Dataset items

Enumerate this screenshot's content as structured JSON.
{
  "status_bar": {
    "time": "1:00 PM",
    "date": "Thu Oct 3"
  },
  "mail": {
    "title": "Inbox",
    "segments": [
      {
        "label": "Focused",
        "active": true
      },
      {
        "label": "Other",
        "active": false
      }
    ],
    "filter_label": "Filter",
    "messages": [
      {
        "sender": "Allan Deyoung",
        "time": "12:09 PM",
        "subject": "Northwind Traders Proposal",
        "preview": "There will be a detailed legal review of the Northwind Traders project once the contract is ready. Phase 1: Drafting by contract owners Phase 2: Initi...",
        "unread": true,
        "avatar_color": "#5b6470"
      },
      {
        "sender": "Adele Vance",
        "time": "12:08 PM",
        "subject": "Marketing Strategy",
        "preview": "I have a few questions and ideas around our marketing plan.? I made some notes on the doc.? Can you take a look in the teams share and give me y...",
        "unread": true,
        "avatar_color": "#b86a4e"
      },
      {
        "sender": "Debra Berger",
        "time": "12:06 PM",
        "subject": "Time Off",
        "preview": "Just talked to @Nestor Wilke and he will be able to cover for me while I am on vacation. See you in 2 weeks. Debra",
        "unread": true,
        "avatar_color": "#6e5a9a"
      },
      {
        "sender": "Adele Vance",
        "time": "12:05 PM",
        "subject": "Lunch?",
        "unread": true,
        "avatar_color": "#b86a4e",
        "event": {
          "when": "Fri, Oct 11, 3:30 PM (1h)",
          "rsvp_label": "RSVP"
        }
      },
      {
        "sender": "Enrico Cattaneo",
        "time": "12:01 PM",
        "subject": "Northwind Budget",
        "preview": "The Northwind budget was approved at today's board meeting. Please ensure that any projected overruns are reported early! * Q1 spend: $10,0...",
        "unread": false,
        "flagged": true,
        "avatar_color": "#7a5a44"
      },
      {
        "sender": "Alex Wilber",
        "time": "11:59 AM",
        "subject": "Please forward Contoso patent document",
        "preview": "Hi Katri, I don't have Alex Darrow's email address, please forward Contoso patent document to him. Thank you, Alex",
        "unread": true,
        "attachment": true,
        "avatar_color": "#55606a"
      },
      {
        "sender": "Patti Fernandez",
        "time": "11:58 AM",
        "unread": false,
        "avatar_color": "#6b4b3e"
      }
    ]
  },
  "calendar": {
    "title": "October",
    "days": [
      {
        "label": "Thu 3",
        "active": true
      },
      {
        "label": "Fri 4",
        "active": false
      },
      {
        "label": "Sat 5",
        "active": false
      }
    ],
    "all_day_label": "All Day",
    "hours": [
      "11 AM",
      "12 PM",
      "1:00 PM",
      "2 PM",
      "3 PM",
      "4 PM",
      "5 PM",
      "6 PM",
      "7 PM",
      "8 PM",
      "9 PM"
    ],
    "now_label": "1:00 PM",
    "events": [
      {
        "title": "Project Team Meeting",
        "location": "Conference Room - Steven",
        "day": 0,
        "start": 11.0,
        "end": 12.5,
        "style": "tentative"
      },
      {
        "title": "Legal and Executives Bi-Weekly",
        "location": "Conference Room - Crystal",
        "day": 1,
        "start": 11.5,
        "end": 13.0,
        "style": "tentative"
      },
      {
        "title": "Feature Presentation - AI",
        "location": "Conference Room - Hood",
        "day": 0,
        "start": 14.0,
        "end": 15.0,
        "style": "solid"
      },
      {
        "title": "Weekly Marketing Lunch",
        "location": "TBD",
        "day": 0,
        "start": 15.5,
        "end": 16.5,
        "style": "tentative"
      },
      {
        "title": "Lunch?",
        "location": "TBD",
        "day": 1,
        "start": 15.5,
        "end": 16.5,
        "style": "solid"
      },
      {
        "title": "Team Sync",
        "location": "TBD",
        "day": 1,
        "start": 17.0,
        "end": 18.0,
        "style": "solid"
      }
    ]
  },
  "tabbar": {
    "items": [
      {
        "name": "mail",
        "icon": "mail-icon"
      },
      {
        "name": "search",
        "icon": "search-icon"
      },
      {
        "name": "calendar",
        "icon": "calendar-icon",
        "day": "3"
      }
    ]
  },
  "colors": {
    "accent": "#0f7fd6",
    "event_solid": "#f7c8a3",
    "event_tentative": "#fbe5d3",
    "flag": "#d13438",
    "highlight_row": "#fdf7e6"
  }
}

→ **What the task requires**
Each entry is to be returned in full, character for character.

→ **Output for this task**
Enumerate this screenshot's content as structured JSON.
{
  "status_bar": {
    "time": "1:00 PM",
    "date": "Thu Oct 3"
  },
  "mail": {
    "title": "Inbox",
    "segments": [
      {
        "label": "Focused",
        "active": true
      },
      {
        "label": "Other",
        "active": false
      }
    ],
    "filter_label": "Filter",
    "messages": [
      {
        "sender": "Allan Deyoung",
        "time": "12:09 PM",
        "subject": "Northwind Traders Proposal",
        "preview": "There will be a detailed legal review of the Northwind Traders project once the contract is ready. Phase 1: Drafting by contract owners Phase 2: Initi...",
        "unread": true,
        "avatar_color": "#5b6470"
      },
      {
        "sender": "Adele Vance",
        "time": "12:08 PM",
        "subject": "Marketing Strategy",
        "preview": "I have a few questions and ideas around our marketing plan.? I made some notes on the doc.? Can you take a look in the teams share and give me y...",
        "unread": true,
        "avatar_color": "#b86a4e"
      },
      {
        "sender": "Debra Berger",
        "time": "12:06 PM",
        "subject": "Time Off",
        "preview": "Just talked to @Nestor Wilke and he will be able to cover for me while I am on vacation. See you in 2 weeks. Debra",
        "unread": true,
        "avatar_color": "#6e5a9a"
      },
      {
        "sender": "Adele Vance",
        "time": "12:05 PM",
        "subject": "Lunch?",
        "unread": true,
        "avatar_color": "#b86a4e",
        "event": {
          "when": "Fri, Oct 11, 3:30 PM (1h)",
          "rsvp_label": "RSVP"
        }
      },
      {
        "sender": "Enrico Cattaneo",
        "time": "12:01 PM",
        "subject": "Northwind Budget",
        "preview": "The Northwind budget was approved at today's board meeting. Please ensure that any projected overruns are reported early! * Q1 spend: $10,0...",
        "unread": false,
        "flagged": true,
        "avatar_color": "#7a5a44"
      },
      {
        "sender": "Alex Wilber",
        "time": "11:59 AM",
        "subject": "Please forward Contoso patent document",
        "preview": "Hi Katri, I don't have Alex Darrow's email address, please forward Contoso patent document to him. Thank you, Alex",
        "unread": true,
        "attachment": true,
        "avatar_color": "#55606a"
      },
      {
        "sender": "Patti Fernandez",
        "time": "11:58 AM",
        "unread": false,
        "avatar_color": "#6b4b3e"
      }
    ]
  },
  "calendar": {
    "title": "October",
    "days": [
      {
        "label": "Thu 3",
        "active": true
      },
      {
        "label": "Fri 4",
        "active": false
      },
      {
        "label": "Sat 5",
        "active": false
      }
    ],
    "all_day_label": "All Day",
    "hours": [
      "11 AM",
      "12 PM",
      "1:00 PM",
      "2 PM",
      "3 PM",
      "4 PM",
      "5 PM",
      "6 PM",
      "7 PM",
      "8 PM",
      "9 PM"
    ],
    "now_label": "1:00 PM",
    "events": [
      {
        "title": "Project Team Meeting",
        "location": "Conference Room - Steven",
        "day": 0,
        "start": 11.0,
        "end": 12.5,
        "style": "tentative"
      },
      {
        "title": "Legal and Executives Bi-Weekly",
        "location": "Conference Room - Crystal",
        "day": 1,
        "start": 11.5,
        "end": 13.0,
        "style": "tentative"
      },
      {
        "title": "Feature Presentation - AI",
        "location": "Conference Room - Hood",
        "day": 0,
        "start": 14.0,
        "end": 15.0,
        "style": "solid"
      },
      {
        "title": "Weekly Marketing Lunch",
        "location": "TBD",
        "day": 0,
        "start": 15.5,
        "end": 16.5,
        "style": "tentative"
      },
      {
        "title": "Lunch?",
        "location": "TBD",
        "day": 1,
        "start": 15.5,
        "end": 16.5,
        "style": "solid"
      },
      {
        "title": "Team Sync",
        "location": "TBD",
        "day": 1,
        "start": 17.0,
        "end": 18.0,
        "style": "solid"
      }
    ]
  },
  "tabbar": {
    "items": [
      {
        "name": "mail",
        "icon": "mail-icon"
      },
      {
        "name": "search",
        "icon": "search-icon"
      },
      {
        "name": "calendar",
        "icon": "calendar-icon",
        "day": "3"
      }
    ]
  },
  "colors": {
    "accent": "#0f7fd6",
    "event_solid": "#f7c8a3",
    "event_tentative": "#fbe5d3",
    "flag": "#d13438",
    "highlight_row": "#fdf7e6"
  }
}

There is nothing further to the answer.